▶ _TAREFA_
Reproduza sem alterações o trecho do texto sobre a eletrificação de ônibus e caminhões que começa em "Por seu turno, a" e vai até "para ser completada.", incluindo este último.

A conectividade também será fundamental para fazer dar certo a onda de eletrificação do powertrain de ônibus e caminhões. As mudanças rumo aos veículos comerciais alimentados por baterias devem ocorrer com mais força na logística urbana, onde sistemas de propulsão elétricos e híbridos são necessários para atender metas de emissão de CO2 e redução de ruídos cada vez mais restritivas, especialmente nas cidades da Europa e América do Norte. “Propulsão elétrica e híbrida, bem como de gás natural são palavras-chave no transporte urbano, onde esse tipo de veículo está se tornando mais e mais importante. Isso já é realidade para vans e ônibus, e logo será também para caminhões pesados que operam na distribuição local de produtos”, prevê Wissmann.

MAN e Mercedes-Benz vão exatamente nessa direção. Ambas mostraram seus primeiros modelos pesados 100% movidos por motores elétricos embutidos diretamente nos eixos, fornecidos pela ZF. A MAN mostra no IAA um cavalo mecânico elétrico semipesado, indicado para entregas urbanas noturnas de maior porte, pois praticamente não faz barulho ao se movimentar.

Por seu turno, a Mercedes-Benz mostrou ao público o seu Urban eTruck, de 26 toneladas de peso bruto total e capacidade de carga de 12,8 toneladas, que carrega 2,5 toneladas de baterias, mas como eliminou o motor a combustão e transmissão (os dois motores elétricos são acopladosnos eixos), ficou 1,7 tonelada mais pesado do que o modelo convencional do mesmo porte. Com autonomia para rodar 200 km, o Urban eTruck é equipado com sistema de gerenciamento on-line de rota, FleetBoard para veículo elétrico, que informa ao motorista as diferenças entre a rota planejada e a real, com dados de tráfego, para garantir que ele nunca fique descarregado, inclusive informando sobre pontos para possível recarga das baterias – uma carga de 100% leva duas horas para ser completada.

O Urban eTruck ainda não tem data exata para chegar ao mercado, mas a Mercedes-Benz espera lançar o veículo comercialmente até a virada desta década. “Hoje o preço do caminhão elétrico é maior do que o convencional, mas o custo das baterias está caindo e a energia elétrica é cerca de 40% mais barata do que o do diesel, por isso o custo maior de aquisição pode ser amortizado em três anos. São fatores que estão viabilizando o uso da tecnologia”, explica Wolfgang Bernhard, CEO da Daimler Trucks. Mas há questões a resolver: se um frotista colocar 10 Urban eTruck para carregar ao mesmo tempo, pode derrubar a energia de um quarteirão inteiro. “Por isso também criamos o programa Truck2Grid, para programar as recargas e evitar sobrecargas no sistema elétrico”, diz Berhard.

▶ _DADOS PARA ANÁLISE_

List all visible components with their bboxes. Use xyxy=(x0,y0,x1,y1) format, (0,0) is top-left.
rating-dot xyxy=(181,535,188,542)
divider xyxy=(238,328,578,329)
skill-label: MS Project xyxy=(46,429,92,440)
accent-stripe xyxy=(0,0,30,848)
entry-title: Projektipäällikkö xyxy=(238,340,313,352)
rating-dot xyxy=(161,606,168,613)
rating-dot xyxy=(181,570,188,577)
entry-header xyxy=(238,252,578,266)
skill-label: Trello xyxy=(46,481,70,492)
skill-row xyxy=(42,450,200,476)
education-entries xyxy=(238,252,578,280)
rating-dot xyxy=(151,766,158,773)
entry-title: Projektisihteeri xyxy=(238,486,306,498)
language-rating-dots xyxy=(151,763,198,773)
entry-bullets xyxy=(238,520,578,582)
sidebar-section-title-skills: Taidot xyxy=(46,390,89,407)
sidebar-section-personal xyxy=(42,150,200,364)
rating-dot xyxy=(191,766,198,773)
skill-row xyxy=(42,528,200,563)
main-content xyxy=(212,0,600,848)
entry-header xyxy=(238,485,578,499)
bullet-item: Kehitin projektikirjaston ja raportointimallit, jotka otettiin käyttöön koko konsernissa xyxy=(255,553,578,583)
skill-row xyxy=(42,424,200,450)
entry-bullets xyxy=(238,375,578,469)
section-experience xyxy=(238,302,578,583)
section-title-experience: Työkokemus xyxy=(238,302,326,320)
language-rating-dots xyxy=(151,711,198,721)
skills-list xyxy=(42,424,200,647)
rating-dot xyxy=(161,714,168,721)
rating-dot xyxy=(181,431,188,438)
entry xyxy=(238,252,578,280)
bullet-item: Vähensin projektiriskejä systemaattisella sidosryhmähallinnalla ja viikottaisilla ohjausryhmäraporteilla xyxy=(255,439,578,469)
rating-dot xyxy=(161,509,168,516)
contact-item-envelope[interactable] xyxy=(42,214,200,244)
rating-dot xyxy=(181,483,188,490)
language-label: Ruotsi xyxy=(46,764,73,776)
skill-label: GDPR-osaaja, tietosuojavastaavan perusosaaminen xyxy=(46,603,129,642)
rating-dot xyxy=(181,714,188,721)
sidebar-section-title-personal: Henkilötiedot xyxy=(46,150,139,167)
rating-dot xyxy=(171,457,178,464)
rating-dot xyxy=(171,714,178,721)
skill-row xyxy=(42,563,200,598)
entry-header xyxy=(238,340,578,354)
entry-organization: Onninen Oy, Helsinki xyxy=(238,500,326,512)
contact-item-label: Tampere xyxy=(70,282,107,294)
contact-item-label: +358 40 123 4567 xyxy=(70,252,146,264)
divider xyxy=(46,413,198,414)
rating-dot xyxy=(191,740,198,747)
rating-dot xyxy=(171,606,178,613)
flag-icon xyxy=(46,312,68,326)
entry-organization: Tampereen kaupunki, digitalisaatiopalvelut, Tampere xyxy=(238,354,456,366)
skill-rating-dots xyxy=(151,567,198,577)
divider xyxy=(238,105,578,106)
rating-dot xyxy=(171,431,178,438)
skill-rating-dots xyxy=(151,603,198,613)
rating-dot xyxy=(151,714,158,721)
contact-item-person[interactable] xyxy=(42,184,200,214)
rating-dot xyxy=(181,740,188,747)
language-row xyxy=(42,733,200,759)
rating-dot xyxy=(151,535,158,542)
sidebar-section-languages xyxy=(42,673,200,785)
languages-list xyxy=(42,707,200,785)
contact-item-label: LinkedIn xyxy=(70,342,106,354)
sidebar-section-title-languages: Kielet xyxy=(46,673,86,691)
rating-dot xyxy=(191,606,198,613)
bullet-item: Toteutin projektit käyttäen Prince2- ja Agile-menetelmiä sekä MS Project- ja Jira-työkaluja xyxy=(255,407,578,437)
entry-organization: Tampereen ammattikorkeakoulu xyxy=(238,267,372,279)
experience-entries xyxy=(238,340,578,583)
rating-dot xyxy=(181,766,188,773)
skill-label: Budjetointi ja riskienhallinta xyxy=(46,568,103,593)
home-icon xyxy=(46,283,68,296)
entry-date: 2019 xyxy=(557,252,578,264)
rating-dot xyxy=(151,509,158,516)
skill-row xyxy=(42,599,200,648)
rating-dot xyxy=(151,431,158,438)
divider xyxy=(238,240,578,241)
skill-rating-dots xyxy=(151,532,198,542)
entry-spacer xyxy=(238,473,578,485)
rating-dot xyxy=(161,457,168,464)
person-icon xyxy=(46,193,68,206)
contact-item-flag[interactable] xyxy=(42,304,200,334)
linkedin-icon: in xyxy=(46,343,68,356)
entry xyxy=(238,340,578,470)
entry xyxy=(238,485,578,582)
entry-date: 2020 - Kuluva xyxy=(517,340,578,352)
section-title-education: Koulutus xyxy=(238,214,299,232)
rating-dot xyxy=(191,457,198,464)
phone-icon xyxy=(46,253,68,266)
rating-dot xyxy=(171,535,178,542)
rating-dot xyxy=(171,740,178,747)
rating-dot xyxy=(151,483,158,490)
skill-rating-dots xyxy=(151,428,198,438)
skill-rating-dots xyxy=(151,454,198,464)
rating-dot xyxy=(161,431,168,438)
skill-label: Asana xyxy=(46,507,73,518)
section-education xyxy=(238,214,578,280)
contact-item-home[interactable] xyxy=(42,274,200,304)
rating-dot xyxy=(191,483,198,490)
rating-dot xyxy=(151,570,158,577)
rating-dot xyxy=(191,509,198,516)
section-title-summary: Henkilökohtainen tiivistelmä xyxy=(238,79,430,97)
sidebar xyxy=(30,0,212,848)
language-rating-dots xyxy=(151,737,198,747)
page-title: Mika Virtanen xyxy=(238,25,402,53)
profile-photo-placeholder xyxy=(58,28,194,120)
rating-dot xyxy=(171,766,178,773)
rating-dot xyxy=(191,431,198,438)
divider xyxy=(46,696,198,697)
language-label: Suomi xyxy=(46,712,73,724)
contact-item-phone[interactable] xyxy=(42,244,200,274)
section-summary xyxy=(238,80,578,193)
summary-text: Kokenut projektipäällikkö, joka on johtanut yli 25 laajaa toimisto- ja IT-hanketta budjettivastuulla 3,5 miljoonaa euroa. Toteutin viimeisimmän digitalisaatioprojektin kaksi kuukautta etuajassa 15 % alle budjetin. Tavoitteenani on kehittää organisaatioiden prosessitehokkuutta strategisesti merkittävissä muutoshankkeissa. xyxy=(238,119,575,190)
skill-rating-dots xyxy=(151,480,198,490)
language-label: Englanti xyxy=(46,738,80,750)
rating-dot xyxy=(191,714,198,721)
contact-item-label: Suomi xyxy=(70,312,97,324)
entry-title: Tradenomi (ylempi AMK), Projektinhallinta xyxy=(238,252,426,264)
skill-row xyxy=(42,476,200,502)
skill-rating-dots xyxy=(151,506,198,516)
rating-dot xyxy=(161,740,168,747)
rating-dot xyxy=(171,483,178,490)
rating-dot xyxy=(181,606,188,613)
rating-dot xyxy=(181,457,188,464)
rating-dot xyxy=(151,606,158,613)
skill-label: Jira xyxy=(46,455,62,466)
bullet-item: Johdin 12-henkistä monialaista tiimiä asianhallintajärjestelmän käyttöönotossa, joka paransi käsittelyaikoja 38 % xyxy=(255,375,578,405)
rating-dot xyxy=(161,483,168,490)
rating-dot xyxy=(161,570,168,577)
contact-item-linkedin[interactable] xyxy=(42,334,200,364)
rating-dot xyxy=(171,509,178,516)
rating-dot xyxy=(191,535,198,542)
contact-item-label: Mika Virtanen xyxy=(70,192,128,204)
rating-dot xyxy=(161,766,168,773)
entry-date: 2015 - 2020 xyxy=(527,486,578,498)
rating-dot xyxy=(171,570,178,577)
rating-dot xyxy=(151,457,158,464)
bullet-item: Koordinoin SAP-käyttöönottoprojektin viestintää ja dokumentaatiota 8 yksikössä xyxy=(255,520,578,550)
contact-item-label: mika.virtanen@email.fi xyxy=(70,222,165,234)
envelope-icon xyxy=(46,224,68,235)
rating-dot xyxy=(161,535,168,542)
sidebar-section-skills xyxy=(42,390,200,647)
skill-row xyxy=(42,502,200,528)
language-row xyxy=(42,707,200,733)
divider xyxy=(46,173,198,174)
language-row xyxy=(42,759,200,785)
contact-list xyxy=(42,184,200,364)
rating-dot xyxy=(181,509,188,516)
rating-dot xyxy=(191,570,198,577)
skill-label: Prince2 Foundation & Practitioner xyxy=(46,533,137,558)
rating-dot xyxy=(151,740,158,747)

▶ _RESPOSTA_
Por seu turno, a Mercedes-Benz mostrou ao público o seu Urban eTruck, de 26 toneladas de peso bruto total e capacidade de carga de 12,8 toneladas, que carrega 2,5 toneladas de baterias, mas como eliminou o motor a combustão e transmissão (os dois motores elétricos são acopladosnos eixos), ficou 1,7 tonelada mais pesado do que o modelo convencional do mesmo porte. Com autonomia para rodar 200 km, o Urban eTruck é equipado com sistema de gerenciamento on-line de rota, FleetBoard para veículo elétrico, que informa ao motorista as diferenças entre a rota planejada e a real, com dados de tráfego, para garantir que ele nunca fique descarregado, inclusive informando sobre pontos para possível recarga das baterias – uma carga de 100% leva duas horas para ser completada.